### [PROBLEM REQUIREMENTS]
Go through the material below and copy each line where the word "this" appears.

### [RECORDS SHOWN]
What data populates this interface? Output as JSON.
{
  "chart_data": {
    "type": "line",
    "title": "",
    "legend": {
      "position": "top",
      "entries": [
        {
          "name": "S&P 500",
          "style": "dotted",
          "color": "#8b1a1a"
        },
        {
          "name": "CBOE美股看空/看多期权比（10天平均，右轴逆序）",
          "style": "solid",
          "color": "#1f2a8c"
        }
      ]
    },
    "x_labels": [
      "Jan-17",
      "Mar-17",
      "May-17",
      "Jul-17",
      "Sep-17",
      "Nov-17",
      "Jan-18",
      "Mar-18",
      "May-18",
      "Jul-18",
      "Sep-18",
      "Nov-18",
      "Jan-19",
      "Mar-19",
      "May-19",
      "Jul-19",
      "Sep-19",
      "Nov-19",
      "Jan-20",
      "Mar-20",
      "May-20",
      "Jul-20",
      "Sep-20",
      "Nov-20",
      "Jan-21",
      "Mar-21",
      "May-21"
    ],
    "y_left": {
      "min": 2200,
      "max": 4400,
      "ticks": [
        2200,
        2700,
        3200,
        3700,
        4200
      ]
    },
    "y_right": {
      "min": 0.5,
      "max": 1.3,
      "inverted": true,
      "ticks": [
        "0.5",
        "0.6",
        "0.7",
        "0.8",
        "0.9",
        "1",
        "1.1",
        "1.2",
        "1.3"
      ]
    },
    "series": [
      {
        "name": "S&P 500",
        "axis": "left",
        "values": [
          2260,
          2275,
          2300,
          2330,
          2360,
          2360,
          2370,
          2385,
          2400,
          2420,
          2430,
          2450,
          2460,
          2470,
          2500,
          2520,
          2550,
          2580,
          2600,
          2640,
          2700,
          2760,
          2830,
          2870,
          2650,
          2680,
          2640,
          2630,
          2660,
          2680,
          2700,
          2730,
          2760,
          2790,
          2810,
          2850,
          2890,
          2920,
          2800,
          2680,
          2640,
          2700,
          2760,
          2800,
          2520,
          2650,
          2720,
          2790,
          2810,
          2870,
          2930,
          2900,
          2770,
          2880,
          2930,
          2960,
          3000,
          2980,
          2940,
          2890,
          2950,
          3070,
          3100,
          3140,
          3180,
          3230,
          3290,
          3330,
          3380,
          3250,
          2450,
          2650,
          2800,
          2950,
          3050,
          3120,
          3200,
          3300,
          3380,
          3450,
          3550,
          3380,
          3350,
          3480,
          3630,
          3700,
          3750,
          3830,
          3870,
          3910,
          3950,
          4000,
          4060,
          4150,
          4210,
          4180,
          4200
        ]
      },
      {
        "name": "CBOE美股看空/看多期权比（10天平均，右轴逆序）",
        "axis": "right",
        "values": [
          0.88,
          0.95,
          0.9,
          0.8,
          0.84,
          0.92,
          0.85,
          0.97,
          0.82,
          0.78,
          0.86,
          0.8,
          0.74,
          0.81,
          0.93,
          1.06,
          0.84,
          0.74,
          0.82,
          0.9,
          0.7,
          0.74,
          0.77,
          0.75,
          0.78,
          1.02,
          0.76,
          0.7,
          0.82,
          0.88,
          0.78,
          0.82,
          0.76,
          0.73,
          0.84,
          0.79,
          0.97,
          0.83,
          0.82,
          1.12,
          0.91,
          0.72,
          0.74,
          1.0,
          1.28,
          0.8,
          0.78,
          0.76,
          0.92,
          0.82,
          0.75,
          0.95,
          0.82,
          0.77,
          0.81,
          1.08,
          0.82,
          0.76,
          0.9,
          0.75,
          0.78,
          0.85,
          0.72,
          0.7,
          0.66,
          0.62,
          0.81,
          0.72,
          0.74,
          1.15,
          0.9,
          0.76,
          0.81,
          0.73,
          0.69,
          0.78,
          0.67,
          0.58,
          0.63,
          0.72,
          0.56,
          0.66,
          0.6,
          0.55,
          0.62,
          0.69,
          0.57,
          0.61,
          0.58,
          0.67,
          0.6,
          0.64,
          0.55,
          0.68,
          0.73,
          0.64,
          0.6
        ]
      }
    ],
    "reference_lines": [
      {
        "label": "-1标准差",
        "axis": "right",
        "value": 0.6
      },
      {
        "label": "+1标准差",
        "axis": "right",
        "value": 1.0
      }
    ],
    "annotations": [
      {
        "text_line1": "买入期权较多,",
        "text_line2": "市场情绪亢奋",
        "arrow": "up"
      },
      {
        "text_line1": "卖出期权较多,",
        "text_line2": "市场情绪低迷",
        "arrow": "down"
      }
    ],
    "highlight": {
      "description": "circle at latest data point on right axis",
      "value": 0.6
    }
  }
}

* * *

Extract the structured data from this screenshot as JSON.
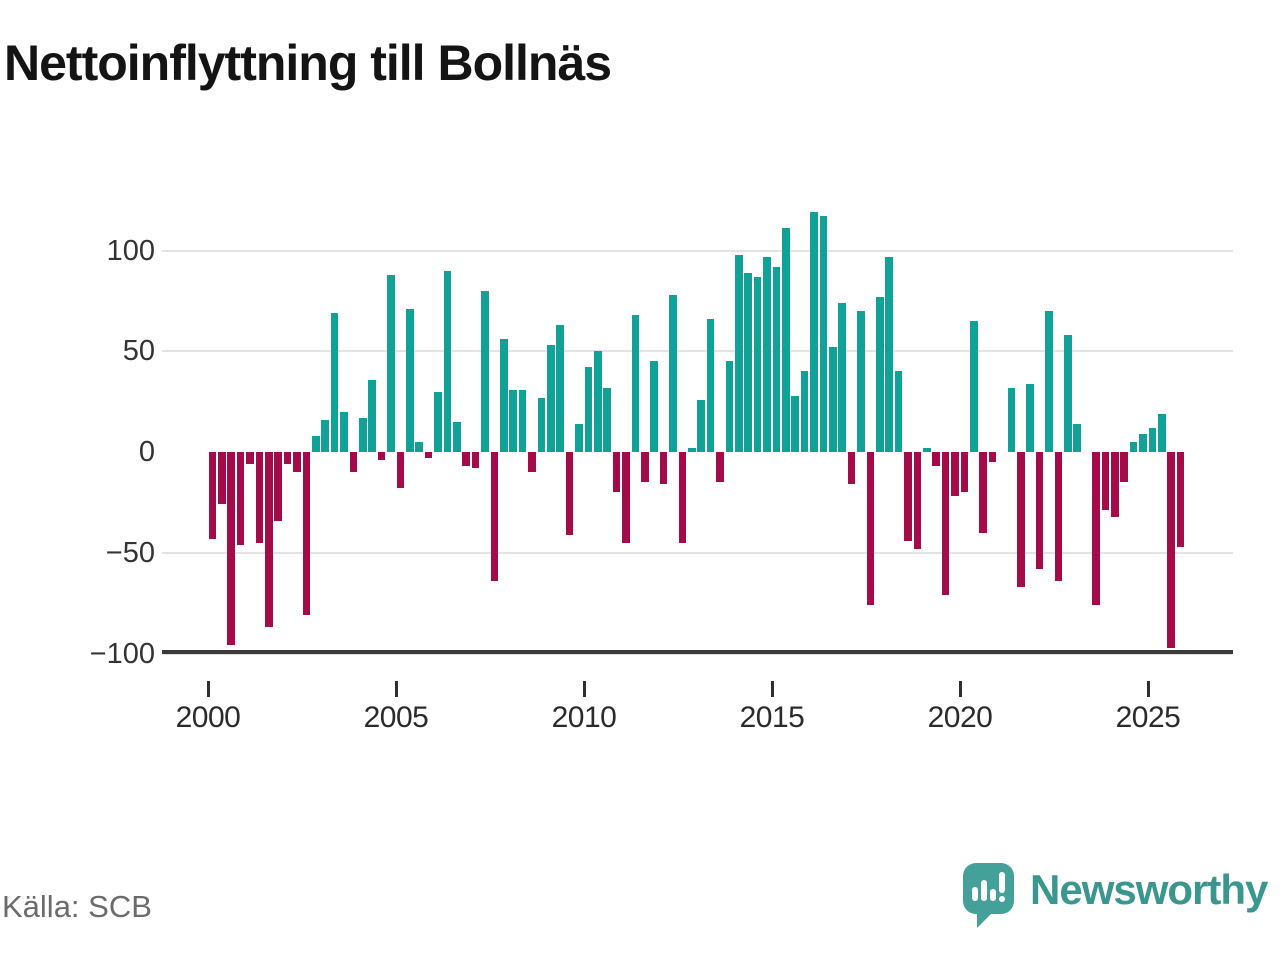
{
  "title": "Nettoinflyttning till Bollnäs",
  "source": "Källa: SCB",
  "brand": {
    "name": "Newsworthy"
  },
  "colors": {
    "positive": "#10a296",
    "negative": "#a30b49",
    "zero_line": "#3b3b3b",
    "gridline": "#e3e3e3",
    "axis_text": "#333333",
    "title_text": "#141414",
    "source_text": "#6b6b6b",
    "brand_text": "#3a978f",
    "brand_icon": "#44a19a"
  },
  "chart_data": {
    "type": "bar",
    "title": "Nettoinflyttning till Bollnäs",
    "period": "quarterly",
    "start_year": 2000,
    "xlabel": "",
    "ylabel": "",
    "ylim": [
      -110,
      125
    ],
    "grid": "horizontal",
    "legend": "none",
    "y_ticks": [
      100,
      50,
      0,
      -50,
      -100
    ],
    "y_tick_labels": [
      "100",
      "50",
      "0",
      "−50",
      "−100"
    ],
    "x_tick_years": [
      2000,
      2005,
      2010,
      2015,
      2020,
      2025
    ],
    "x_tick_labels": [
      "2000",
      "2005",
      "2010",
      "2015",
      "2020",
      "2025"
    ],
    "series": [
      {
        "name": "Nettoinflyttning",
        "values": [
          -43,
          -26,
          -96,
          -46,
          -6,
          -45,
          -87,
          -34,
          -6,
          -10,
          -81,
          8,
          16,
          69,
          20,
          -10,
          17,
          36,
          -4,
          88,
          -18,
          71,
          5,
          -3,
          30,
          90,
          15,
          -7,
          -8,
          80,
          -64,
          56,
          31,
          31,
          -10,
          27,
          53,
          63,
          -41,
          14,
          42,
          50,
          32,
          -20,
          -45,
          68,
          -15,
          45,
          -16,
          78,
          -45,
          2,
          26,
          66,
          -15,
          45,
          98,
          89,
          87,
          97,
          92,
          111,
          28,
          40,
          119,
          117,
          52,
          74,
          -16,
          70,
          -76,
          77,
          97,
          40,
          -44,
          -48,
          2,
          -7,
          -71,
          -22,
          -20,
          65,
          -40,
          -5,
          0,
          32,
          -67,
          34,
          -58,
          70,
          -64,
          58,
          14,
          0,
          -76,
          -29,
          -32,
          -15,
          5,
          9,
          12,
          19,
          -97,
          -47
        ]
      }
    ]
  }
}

### [EXERCISE OUTPUT]
What data populates this interface? Output as JSON.
Extract the structured data from this screenshot as JSON.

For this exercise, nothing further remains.